— Begin INPUT MATERIAL —
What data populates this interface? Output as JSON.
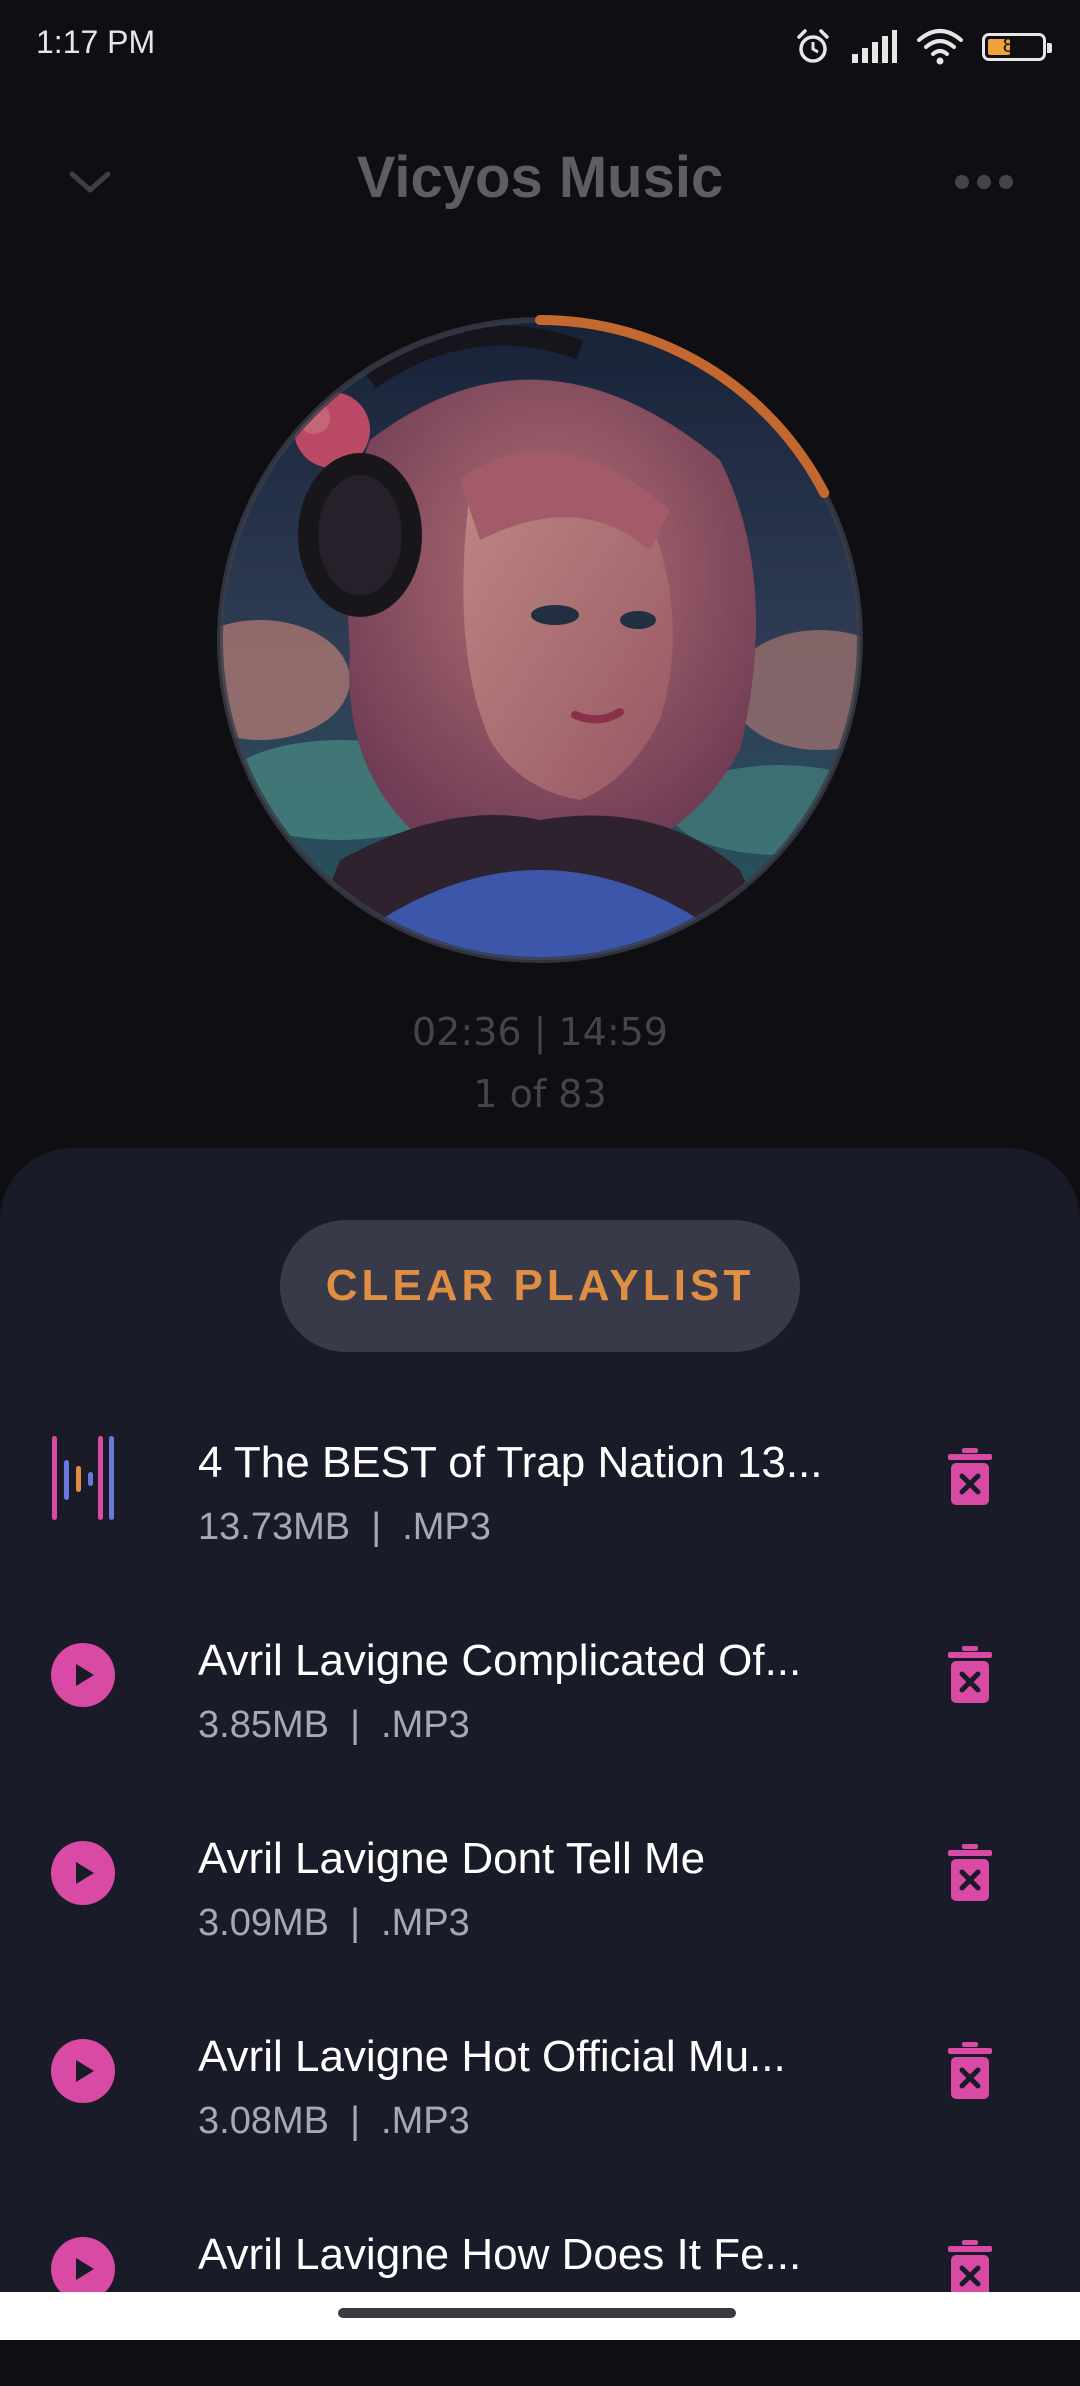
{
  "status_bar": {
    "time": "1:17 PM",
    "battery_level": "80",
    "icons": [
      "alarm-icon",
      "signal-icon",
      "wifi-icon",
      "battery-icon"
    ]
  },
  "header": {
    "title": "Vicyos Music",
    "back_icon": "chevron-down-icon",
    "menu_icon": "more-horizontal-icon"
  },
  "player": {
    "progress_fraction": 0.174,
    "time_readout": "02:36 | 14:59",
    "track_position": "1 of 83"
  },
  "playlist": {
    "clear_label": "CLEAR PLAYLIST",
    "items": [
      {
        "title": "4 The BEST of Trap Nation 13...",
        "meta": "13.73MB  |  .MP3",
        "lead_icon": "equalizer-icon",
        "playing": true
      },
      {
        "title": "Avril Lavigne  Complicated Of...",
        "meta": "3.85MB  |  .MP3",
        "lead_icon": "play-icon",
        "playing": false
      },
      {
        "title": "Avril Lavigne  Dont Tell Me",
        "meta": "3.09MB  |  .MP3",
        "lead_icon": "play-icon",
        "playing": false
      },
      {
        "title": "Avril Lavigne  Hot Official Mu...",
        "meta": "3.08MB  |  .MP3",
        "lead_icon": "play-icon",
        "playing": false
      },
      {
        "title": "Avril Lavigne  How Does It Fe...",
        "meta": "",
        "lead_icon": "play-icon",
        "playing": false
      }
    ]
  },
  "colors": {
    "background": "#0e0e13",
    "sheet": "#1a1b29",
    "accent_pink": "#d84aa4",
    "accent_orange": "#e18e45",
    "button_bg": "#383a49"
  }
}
— End INPUT MATERIAL —
• **STATED EXERCISE**
Pick out every line above that contains the word "title" and copy it.

• **OUTPUT FOR THIS TASK**
    "title": "Vicyos Music",
        "title": "4 The BEST of Trap Nation 13...",
        "title": "Avril Lavigne  Complicated Of...",
        "title": "Avril Lavigne  Dont Tell Me",
        "title": "Avril Lavigne  Hot Official Mu...",
        "title": "Avril Lavigne  How Does It Fe...",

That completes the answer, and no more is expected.